▶ EXERCISE BRIEF
Give the lines from the one containing "grid-letter: N [350, 897, 370, 927]" through the one containing "grid-letter: E [117, 897, 136, 927]", both included, as a Markdown table with the columns n and Line. Number each line in order and leave out blank lines.

▶ Coordinate annotation rows
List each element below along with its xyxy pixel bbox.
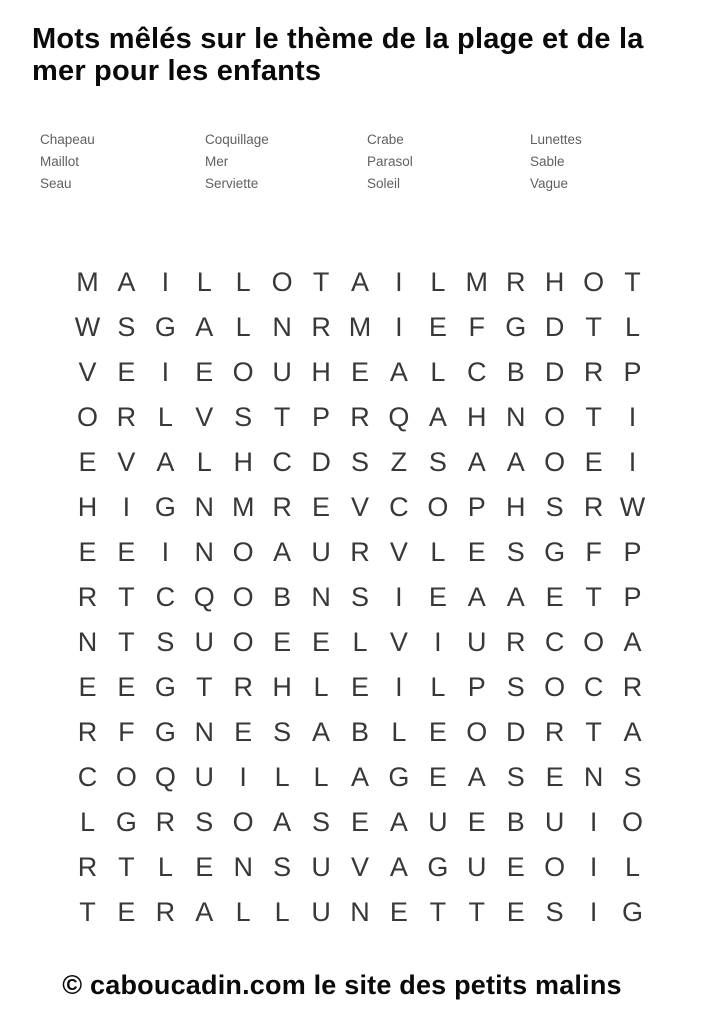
grid-letter: N [350, 897, 370, 927]
grid-letter: L [274, 897, 290, 927]
grid-letter: E [195, 357, 214, 387]
grid-letter: O [232, 627, 254, 657]
grid-letter: W [74, 312, 101, 342]
grid-letter: I [395, 672, 403, 702]
grid-letter: E [117, 897, 136, 927]
grid-letter: T [585, 717, 602, 747]
grid-letter: V [117, 447, 136, 477]
grid-letter: A [467, 447, 486, 477]
grid-letter: S [156, 627, 175, 657]
grid-letter: E [350, 357, 369, 387]
word-item: Coquillage [205, 132, 269, 147]
grid-letter: U [194, 627, 214, 657]
grid-letter: R [77, 717, 98, 747]
grid-letter: N [233, 852, 253, 882]
grid-letter: E [78, 447, 97, 477]
grid-letter: O [583, 267, 605, 297]
grid-letter: T [429, 897, 447, 927]
grid-letter: S [623, 762, 642, 792]
grid-letter: R [77, 582, 98, 612]
grid-letter: O [544, 447, 566, 477]
grid-letter: L [235, 312, 251, 342]
letter-grid [68, 260, 652, 935]
grid-letter: L [79, 807, 95, 837]
grid-letter: F [118, 717, 135, 747]
grid-letter: S [273, 852, 292, 882]
grid-letter: L [157, 852, 173, 882]
grid-letter: Q [388, 402, 410, 432]
grid-letter: A [350, 267, 369, 297]
grid-letter: E [78, 672, 97, 702]
grid-letter: O [466, 717, 488, 747]
grid-letter: S [273, 717, 292, 747]
grid-letter: A [623, 627, 642, 657]
word-list-column [367, 129, 413, 195]
grid-letter: R [272, 492, 292, 522]
grid-letter: F [585, 537, 602, 567]
grid-letter: E [545, 762, 564, 792]
grid-letter: E [195, 852, 214, 882]
grid-letter: G [154, 492, 176, 522]
word-item: Mer [205, 154, 229, 169]
word-item: Soleil [367, 176, 401, 191]
grid-letter: A [312, 717, 331, 747]
grid-letter: A [623, 717, 642, 747]
grid-letter: R [350, 402, 370, 432]
grid-letter: T [585, 582, 602, 612]
grid-letter: R [311, 312, 331, 342]
grid-letter: A [389, 852, 408, 882]
grid-letter: N [505, 402, 526, 432]
grid-letter: T [585, 312, 602, 342]
grid-letter: I [395, 267, 403, 297]
grid-letter: A [389, 357, 408, 387]
grid-letter: U [311, 897, 331, 927]
grid-letter: H [467, 402, 487, 432]
word-item: Parasol [367, 154, 413, 169]
grid-letter: L [157, 402, 173, 432]
word-item: Maillot [40, 154, 80, 169]
grid-letter: B [506, 807, 525, 837]
grid-letter: V [389, 537, 408, 567]
grid-letter: E [545, 582, 564, 612]
grid-letter: S [117, 312, 136, 342]
grid-letter: I [161, 357, 170, 387]
grid-letter: D [311, 447, 331, 477]
grid-letter: T [79, 897, 96, 927]
grid-letter: H [544, 267, 565, 297]
grid-letter: G [544, 537, 566, 567]
grid-letter: H [272, 672, 292, 702]
grid-letter: W [619, 492, 646, 522]
grid-letter: O [271, 267, 293, 297]
grid-letter: U [272, 357, 292, 387]
grid-letter: R [505, 627, 526, 657]
grid-letter: R [155, 807, 176, 837]
grid-letter: T [624, 267, 641, 297]
grid-letter: R [544, 717, 565, 747]
grid-letter: Q [193, 582, 215, 612]
grid-letter: R [155, 897, 176, 927]
grid-letter: E [78, 537, 97, 567]
grid-letter: R [583, 492, 604, 522]
grid-letter: V [78, 357, 97, 387]
grid-letter: L [625, 312, 641, 342]
grid-letter: O [583, 627, 605, 657]
grid-letter: L [430, 537, 446, 567]
grid-letter: G [154, 717, 176, 747]
grid-letter: O [622, 807, 644, 837]
grid-letter: U [194, 762, 214, 792]
grid-letter: O [115, 762, 137, 792]
grid-letter: O [544, 672, 566, 702]
grid-letter: Q [154, 762, 176, 792]
grid-letter: O [76, 402, 98, 432]
grid-letter: G [505, 312, 527, 342]
grid-letter: T [273, 402, 291, 432]
grid-letter: G [427, 852, 449, 882]
grid-letter: A [467, 762, 486, 792]
grid-letter: D [544, 357, 565, 387]
grid-letter: U [544, 807, 565, 837]
grid-letter: R [116, 402, 137, 432]
word-item: Sable [530, 154, 565, 169]
grid-letter: G [154, 312, 176, 342]
grid-letter: A [156, 447, 175, 477]
grid-letter: L [235, 267, 251, 297]
grid-letter: B [350, 717, 369, 747]
grid-letter: S [506, 537, 525, 567]
grid-letter: U [467, 627, 487, 657]
grid-letter: I [239, 762, 247, 792]
grid-letter: V [195, 402, 214, 432]
grid-letter: E [428, 582, 447, 612]
grid-letter: E [389, 897, 408, 927]
grid-letter: E [312, 627, 331, 657]
grid-letter: A [467, 582, 486, 612]
grid-letter: Z [390, 447, 408, 477]
grid-letter: M [348, 312, 372, 342]
grid-letter: T [118, 852, 135, 882]
word-item: Serviette [205, 176, 259, 191]
grid-letter: T [468, 897, 486, 927]
grid-letter: E [506, 852, 525, 882]
grid-letter: B [506, 357, 525, 387]
word-list-column [40, 129, 95, 195]
grid-letter: S [195, 807, 214, 837]
grid-letter: E [350, 672, 369, 702]
grid-letter: E [117, 537, 136, 567]
grid-letter: I [395, 312, 403, 342]
grid-letter: A [273, 537, 292, 567]
grid-letter: I [161, 267, 170, 297]
grid-letter: M [231, 492, 255, 522]
grid-letter: C [389, 492, 409, 522]
grid-letter: T [118, 582, 135, 612]
grid-letter: E [273, 627, 292, 657]
grid-letter: P [623, 582, 642, 612]
footer-credit: © caboucadin.com le site des petits malins [62, 970, 622, 1000]
grid-letter: P [467, 672, 486, 702]
grid-letter: C [77, 762, 98, 792]
grid-letter: L [391, 717, 407, 747]
grid-letter: L [235, 897, 251, 927]
grid-letter: R [77, 852, 98, 882]
grid-letter: T [585, 402, 602, 432]
grid-letter: E [428, 762, 447, 792]
grid-letter: S [506, 672, 525, 702]
grid-letter: I [395, 582, 403, 612]
grid-letter: P [623, 357, 642, 387]
grid-letter: N [311, 582, 331, 612]
grid-letter: N [194, 492, 214, 522]
grid-letter: I [434, 627, 442, 657]
grid-letter: S [350, 447, 369, 477]
grid-letter: L [274, 762, 290, 792]
grid-letter: G [622, 897, 644, 927]
grid-letter: H [505, 492, 526, 522]
page-title: Mots mêlés sur le thème de la plage et de la mer pour les enfants [32, 23, 644, 87]
grid-letter: M [76, 267, 99, 297]
grid-letter: E [584, 447, 603, 477]
grid-letter: L [430, 357, 446, 387]
word-item: Crabe [367, 132, 404, 147]
grid-letter: U [428, 807, 448, 837]
grid-letter: A [350, 762, 369, 792]
grid-letter: C [583, 672, 604, 702]
word-item: Vague [530, 176, 569, 191]
grid-letter: O [232, 537, 254, 567]
grid-letter: V [350, 492, 369, 522]
grid-letter: E [428, 312, 447, 342]
grid-letter: I [589, 897, 598, 927]
grid-letter: N [194, 537, 214, 567]
grid-letter: D [505, 717, 526, 747]
grid-letter: A [195, 897, 214, 927]
grid-letter: R [505, 267, 526, 297]
grid-letter: U [311, 852, 331, 882]
grid-letter: C [272, 447, 292, 477]
grid-letter: O [232, 807, 254, 837]
grid-letter: N [194, 717, 214, 747]
word-list-column [205, 129, 269, 195]
grid-letter: H [77, 492, 98, 522]
grid-letter: T [196, 672, 213, 702]
word-item: Chapeau [40, 132, 95, 147]
grid-letter: C [155, 582, 176, 612]
grid-letter: E [234, 717, 253, 747]
grid-letter: V [389, 627, 408, 657]
grid-letter: C [544, 627, 565, 657]
grid-letter: O [427, 492, 449, 522]
grid-letter: G [115, 807, 137, 837]
grid-letter: F [468, 312, 486, 342]
grid-letter: R [622, 672, 643, 702]
grid-letter: V [350, 852, 369, 882]
grid-letter: E [467, 807, 486, 837]
grid-letter: O [232, 357, 254, 387]
grid-letter: A [273, 807, 292, 837]
grid-letter: R [350, 537, 370, 567]
word-list-column [530, 129, 582, 195]
grid-letter: E [312, 492, 331, 522]
grid-letter: O [544, 852, 566, 882]
word-item: Lunettes [530, 132, 582, 147]
grid-letter: E [350, 807, 369, 837]
grid-letter: H [233, 447, 253, 477]
grid-letter: D [544, 312, 565, 342]
grid-letter: N [583, 762, 604, 792]
grid-letter: A [117, 267, 136, 297]
grid-letter: S [234, 402, 253, 432]
grid-letter: R [233, 672, 253, 702]
grid-letter: C [467, 357, 487, 387]
grid-letter: L [430, 267, 446, 297]
grid-letter: I [589, 852, 598, 882]
grid-letter: A [428, 402, 447, 432]
grid-letter: L [313, 672, 329, 702]
grid-letter: G [388, 762, 410, 792]
grid-letter: I [628, 447, 637, 477]
grid-letter: P [312, 402, 331, 432]
grid-letter: E [506, 897, 525, 927]
grid-letter: P [623, 537, 642, 567]
grid-letter: M [465, 267, 489, 297]
grid-letter: N [272, 312, 292, 342]
grid-letter: S [350, 582, 369, 612]
grid-letter: G [154, 672, 176, 702]
grid-letter: L [625, 852, 641, 882]
grid-letter: R [583, 357, 604, 387]
grid-letter: B [273, 582, 292, 612]
grid-letter: H [311, 357, 331, 387]
grid-letter: L [430, 672, 446, 702]
grid-letter: L [352, 627, 368, 657]
grid-letter: S [545, 897, 564, 927]
grid-letter: S [428, 447, 447, 477]
grid-letter: A [389, 807, 408, 837]
word-item: Seau [40, 176, 72, 191]
word-list [0, 129, 724, 199]
grid-letter: S [312, 807, 331, 837]
grid-letter: T [118, 627, 135, 657]
grid-letter: O [544, 402, 566, 432]
grid-letter: E [117, 672, 136, 702]
grid-letter: O [232, 582, 254, 612]
grid-letter: S [506, 762, 525, 792]
grid-letter: A [506, 582, 525, 612]
grid-letter: P [467, 492, 486, 522]
grid-letter: E [428, 717, 447, 747]
grid-letter: L [196, 267, 212, 297]
grid-letter: E [117, 357, 136, 387]
grid-letter: T [312, 267, 330, 297]
grid-letter: I [628, 402, 637, 432]
grid-letter: S [545, 492, 564, 522]
grid-letter: E [467, 537, 486, 567]
grid-letter: A [506, 447, 525, 477]
grid-letter: I [161, 537, 170, 567]
grid-letter: U [467, 852, 487, 882]
grid-letter: L [196, 447, 212, 477]
grid-letter: N [77, 627, 98, 657]
grid-letter: I [122, 492, 131, 522]
grid-letter: I [589, 807, 598, 837]
grid-letter: U [311, 537, 331, 567]
grid-letter: A [195, 312, 214, 342]
grid-letter: L [313, 762, 329, 792]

▶ OUTPUT OF THE TASK
| n | Line |
|---|---|
| 1 | grid-letter: N [350, 897, 370, 927] |
| 2 | grid-letter: L [274, 897, 290, 927] |
| 3 | grid-letter: E [195, 357, 214, 387] |
| 4 | grid-letter: O [232, 627, 254, 657] |
| 5 | grid-letter: W [74, 312, 101, 342] |
| 6 | grid-letter: I [395, 672, 403, 702] |
| 7 | grid-letter: E [117, 897, 136, 927] |